[Image-based layout entries]
------------------------------------

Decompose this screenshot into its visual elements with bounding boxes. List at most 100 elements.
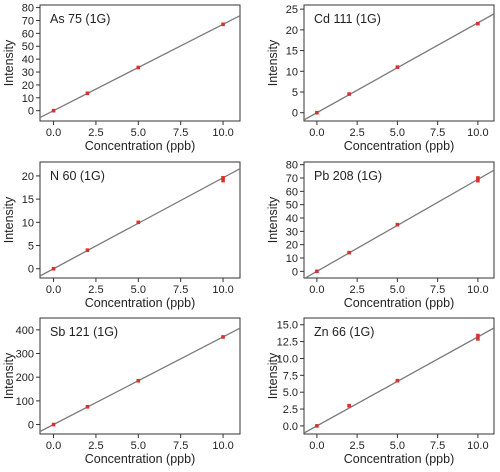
x-tick-label: 7.5 xyxy=(173,440,188,452)
data-point xyxy=(136,378,141,383)
y-tick-label: 80 xyxy=(22,3,34,15)
y-tick-label: 40 xyxy=(22,54,34,66)
panel-title: N 60 (1G) xyxy=(50,169,105,183)
data-point xyxy=(51,108,56,113)
x-tick-label: 0.0 xyxy=(309,284,324,296)
data-point xyxy=(315,269,319,274)
y-tick-label: 20 xyxy=(22,171,34,183)
data-point xyxy=(51,422,56,427)
panel-title: Zn 66 (1G) xyxy=(314,325,374,339)
y-tick-label: 50 xyxy=(286,200,298,212)
x-tick-label: 7.5 xyxy=(173,284,188,296)
x-axis-label: Concentration (ppb) xyxy=(85,139,195,153)
x-tick-label: 7.5 xyxy=(173,127,188,139)
x-tick-label: 7.5 xyxy=(430,127,445,139)
data-point xyxy=(136,220,141,225)
y-tick-label: 30 xyxy=(286,226,298,238)
x-tick-label: 5.0 xyxy=(131,284,146,296)
y-tick-label: 15 xyxy=(286,46,298,58)
data-point xyxy=(476,337,480,341)
y-axis-label: Intensity xyxy=(2,196,16,243)
x-tick-label: 10.0 xyxy=(467,440,488,452)
data-point xyxy=(221,178,225,183)
x-tick-label: 5.0 xyxy=(131,127,146,139)
y-tick-label: 7.5 xyxy=(283,370,298,382)
data-point xyxy=(347,403,351,408)
y-axis-label: Intensity xyxy=(266,39,280,86)
x-tick-label: 7.5 xyxy=(430,440,445,452)
y-tick-label: 40 xyxy=(286,213,298,225)
y-tick-label: 70 xyxy=(22,15,34,27)
data-point xyxy=(395,222,400,227)
y-tick-label: 5 xyxy=(28,241,34,253)
data-point xyxy=(136,65,141,70)
x-axis-label: Concentration (ppb) xyxy=(85,296,195,310)
x-tick-label: 10.0 xyxy=(212,440,233,452)
y-tick-label: 10 xyxy=(22,217,34,229)
x-tick-label: 5.0 xyxy=(390,127,405,139)
x-tick-label: 10.0 xyxy=(212,127,233,139)
y-tick-label: 15.0 xyxy=(277,320,298,332)
y-tick-label: 70 xyxy=(286,173,298,185)
x-axis-label: Concentration (ppb) xyxy=(85,452,195,466)
y-tick-label: 0 xyxy=(28,420,34,432)
panel-title: Sb 121 (1G) xyxy=(50,325,118,339)
data-point xyxy=(221,335,225,339)
plot-frame xyxy=(303,4,495,122)
data-point xyxy=(51,266,56,271)
data-point xyxy=(315,424,319,428)
y-tick-label: 300 xyxy=(16,349,34,361)
y-tick-label: 5.0 xyxy=(283,387,298,399)
data-point xyxy=(221,22,225,27)
panel-title: Pb 208 (1G) xyxy=(314,169,382,183)
y-tick-label: 60 xyxy=(286,186,298,198)
x-tick-label: 0.0 xyxy=(46,127,61,139)
x-tick-label: 2.5 xyxy=(88,127,103,139)
data-point xyxy=(476,176,480,180)
plot-frame xyxy=(39,317,241,435)
data-point xyxy=(395,378,400,383)
y-tick-label: 12.5 xyxy=(277,337,298,349)
x-tick-label: 10.0 xyxy=(212,284,233,296)
y-tick-label: 50 xyxy=(22,41,34,53)
x-axis-label: Concentration (ppb) xyxy=(344,296,454,310)
y-tick-label: 100 xyxy=(16,396,34,408)
data-point xyxy=(85,248,90,252)
y-tick-label: 10 xyxy=(286,253,298,265)
x-tick-label: 0.0 xyxy=(46,440,61,452)
data-point xyxy=(85,404,90,409)
y-tick-label: 2.5 xyxy=(283,404,298,416)
chart-panel-5: 0.0 2.5 5.0 7.5 10.0 0 100 200 300 400 Sb 121 (1G)… xyxy=(2,317,241,466)
y-axis-label: Intensity xyxy=(2,39,16,86)
y-tick-label: 10.0 xyxy=(277,353,298,365)
y-tick-label: 10 xyxy=(22,93,34,105)
y-tick-label: 400 xyxy=(16,325,34,337)
y-tick-label: 15 xyxy=(22,194,34,206)
x-tick-label: 5.0 xyxy=(390,440,405,452)
data-point xyxy=(347,250,351,255)
y-tick-label: 25 xyxy=(286,4,298,16)
data-point xyxy=(85,91,90,96)
data-point xyxy=(476,178,480,183)
x-tick-label: 2.5 xyxy=(88,284,103,296)
y-tick-label: 60 xyxy=(22,28,34,40)
y-tick-label: 30 xyxy=(22,67,34,79)
y-tick-label: 0 xyxy=(28,106,34,118)
panel-title: As 75 (1G) xyxy=(50,12,110,26)
y-tick-label: 5 xyxy=(292,87,298,99)
y-axis-label: Intensity xyxy=(266,352,280,399)
data-point xyxy=(395,65,400,69)
x-tick-label: 0.0 xyxy=(309,127,324,139)
plot-frame xyxy=(303,161,495,279)
data-point xyxy=(476,333,480,338)
x-tick-label: 0.0 xyxy=(309,440,324,452)
x-tick-label: 2.5 xyxy=(88,440,103,452)
data-point xyxy=(347,92,351,96)
y-tick-label: 10 xyxy=(286,66,298,78)
plot-frame xyxy=(39,4,241,122)
y-tick-label: 0.0 xyxy=(283,421,298,433)
y-tick-label: 0 xyxy=(292,266,298,278)
y-axis-label: Intensity xyxy=(266,196,280,243)
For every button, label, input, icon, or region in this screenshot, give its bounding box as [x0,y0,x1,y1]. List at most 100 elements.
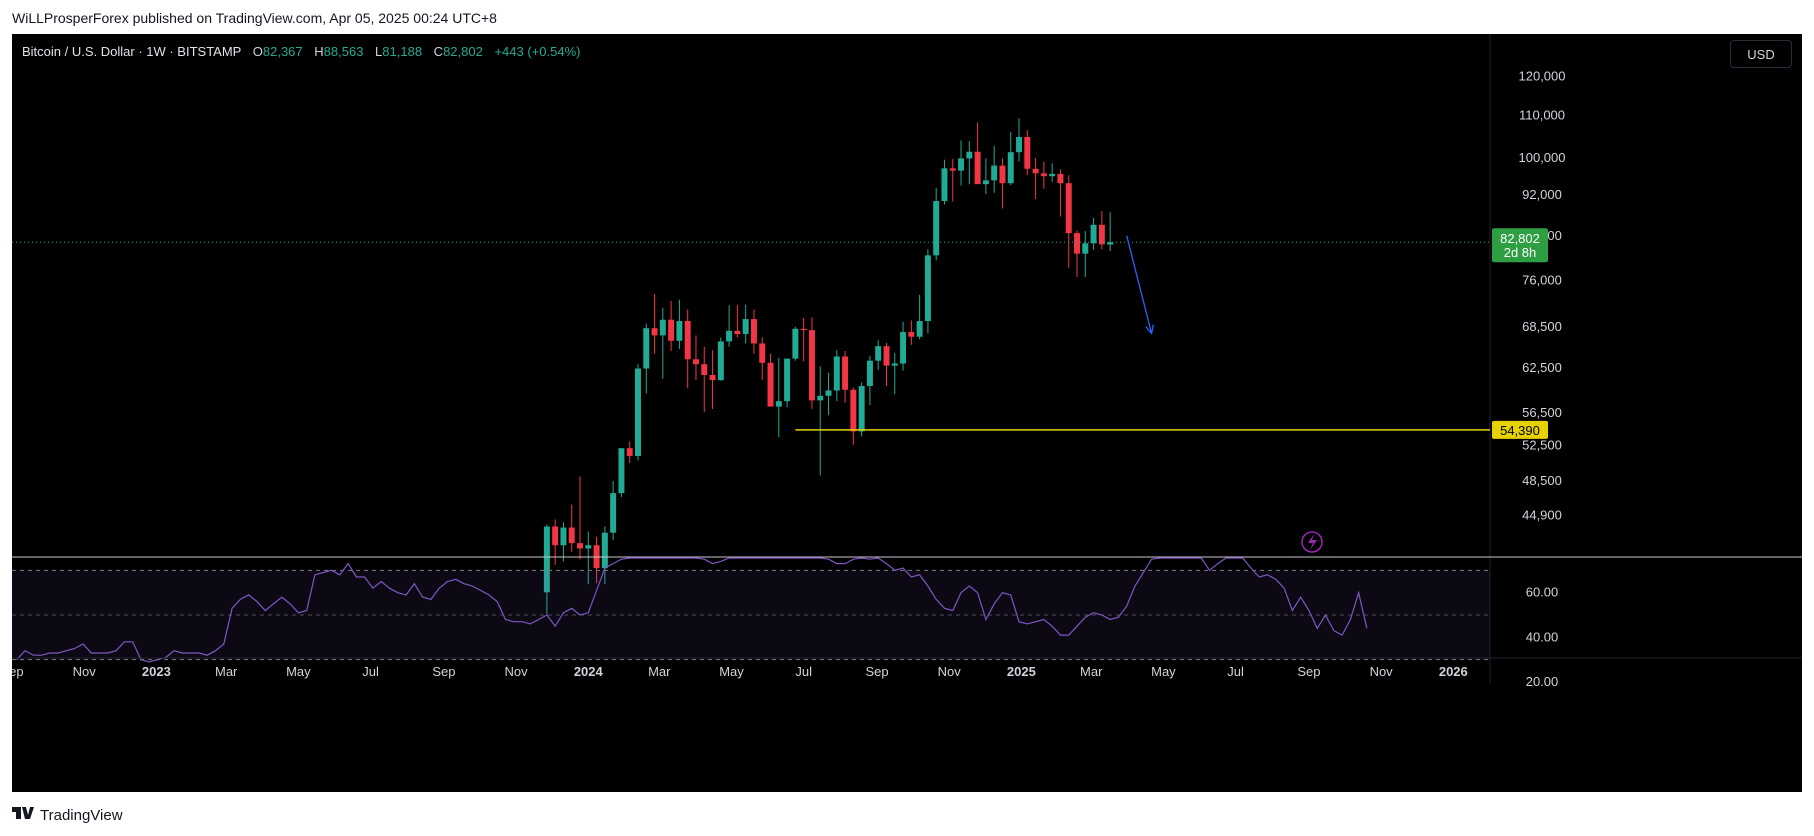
candle-body [1098,224,1105,245]
price-tick-label: 52,500 [1522,438,1562,453]
last-price-label: 82,802 [1500,231,1540,246]
candle-body [974,151,981,185]
candle-body [1032,168,1039,174]
candle-body [759,343,766,363]
rsi-line [16,557,1368,663]
time-tick-label: Sep [12,664,24,679]
close-label: C [433,44,444,59]
candle-body [577,543,583,549]
last-price-badge [1492,228,1548,263]
candle-body [1049,173,1056,177]
candle-body [676,321,683,341]
candle-body [933,201,940,256]
high-label: H [314,44,324,59]
time-tick-label: May [719,664,744,679]
candle-body [1040,173,1047,177]
candle-body [543,526,550,593]
price-tick-label: 120,000 [1519,69,1566,84]
candle-body [1065,183,1072,234]
candle-body [817,395,824,401]
price-tick-label: 68,500 [1522,319,1562,334]
time-tick-label: May [286,664,311,679]
time-tick-label: 2024 [574,664,604,679]
candle-body [560,527,567,546]
candle-body [875,346,882,361]
price-tick-label: 62,500 [1522,360,1562,375]
candle-body [775,401,782,407]
candle-body [717,341,724,381]
time-tick-label: 2026 [1439,664,1468,679]
alert-lightning-icon [1301,531,1323,553]
candle-body [784,358,791,402]
time-tick-label: May [1151,664,1176,679]
candle-body [684,321,691,360]
projection-arrow [1126,235,1153,334]
rsi-tick-label: 40.00 [1526,629,1559,644]
candle-body [651,328,658,336]
candle-body [991,165,998,181]
price-tick-label: 92,000 [1522,187,1562,202]
projection-arrow-head [1145,324,1154,335]
candle-body [966,151,973,159]
chart-frame[interactable]: 120,000110,000100,00092,00084,00076,0006… [12,34,1802,792]
rsi-tick-label: 60.00 [1526,585,1559,600]
currency-button[interactable]: USD [1730,40,1792,68]
candle-body [1107,242,1114,245]
price-tick-label: 100,000 [1519,150,1566,165]
time-tick-label: Nov [73,664,97,679]
candle-body [726,330,733,342]
candle-body [601,532,608,569]
time-tick-label: Mar [215,664,238,679]
tradingview-brand[interactable]: TradingView [12,806,123,824]
time-tick-label: Sep [865,664,888,679]
time-tick-label: Sep [432,664,455,679]
symbol-name: Bitcoin / U.S. Dollar · 1W · BITSTAMP [22,44,242,59]
low-label: L [375,44,383,59]
candle-body [792,328,799,359]
candle-body [833,356,840,391]
candle-body [552,526,559,546]
candle-body [618,448,625,494]
candle-body [734,330,741,335]
candle-body [1024,137,1031,169]
candle-body [866,360,873,387]
candle-body [958,158,965,171]
candle-body [585,545,592,549]
candle-body [842,356,849,390]
candle-body [924,255,931,322]
time-tick-label: Jul [362,664,379,679]
candle-body [891,363,898,366]
support-price-label: 54,390 [1500,423,1540,438]
close-value: 82,802 [443,44,483,59]
time-tick-label: Mar [1080,664,1103,679]
change-value: +443 (+0.54%) [494,44,581,59]
candle-body [750,319,757,344]
published-info: WiLLProsperForex published on TradingVie… [12,10,497,26]
rsi-tick-label: 20.00 [1526,674,1559,689]
candle-body [982,180,989,185]
candle-body [1016,137,1023,153]
price-tick-label: 56,500 [1522,405,1562,420]
candle-body [1057,173,1064,184]
chart-canvas[interactable]: 120,000110,000100,00092,00084,00076,0006… [12,34,1802,792]
bar-countdown-label: 2d 8h [1504,245,1537,260]
candle-body [626,448,633,456]
candle-body [668,319,675,341]
candle-body [635,368,641,456]
candle-body [742,319,749,335]
time-tick-label: Nov [938,664,962,679]
price-tick-label: 44,900 [1522,507,1562,522]
price-tick-label: 76,000 [1522,272,1562,287]
candle-body [692,359,699,365]
candle-body [908,332,915,337]
open-value: 82,367 [262,44,303,59]
price-tick-label: 110,000 [1519,107,1565,122]
candle-body [941,168,948,202]
high-value: 88,563 [323,44,364,59]
price-tick-label: 48,500 [1522,473,1562,488]
low-value: 81,188 [382,44,423,59]
symbol-legend: Bitcoin / U.S. Dollar · 1W · BITSTAMP O8… [22,44,580,59]
time-tick-label: Sep [1297,664,1320,679]
candle-body [1082,243,1089,254]
time-tick-label: Nov [1370,664,1394,679]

------------------------------------

(Task description):
Put into a numbered list the lines from the one containing "candle-body [1098,224,1105,245]" through the one containing "candle-body [1065,183,1072,234]", both included, omitting any blank lines.

(Problem solution):
1. candle-body [1098,224,1105,245]
2. price-tick-label: 52,500 [1522,438,1562,453]
3. last-price-label: 82,802 [1500,231,1540,246]
4. candle-body [974,151,981,185]
5. candle-body [1032,168,1039,174]
6. candle-body [759,343,766,363]
7. rsi-line [16,557,1368,663]
8. time-tick-label: Sep [12,664,24,679]
9. close-label: C [433,44,444,59]
10. candle-body [577,543,583,549]
11. last-price-badge [1492,228,1548,263]
12. candle-body [1049,173,1056,177]
13. candle-body [676,321,683,341]
14. candle-body [933,201,940,256]
15. high-label: H [314,44,324,59]
16. time-tick-label: May [719,664,744,679]
17. candle-body [1040,173,1047,177]
18. candle-body [543,526,550,593]
19. price-tick-label: 120,000 [1519,69,1566,84]
20. candle-body [1065,183,1072,234]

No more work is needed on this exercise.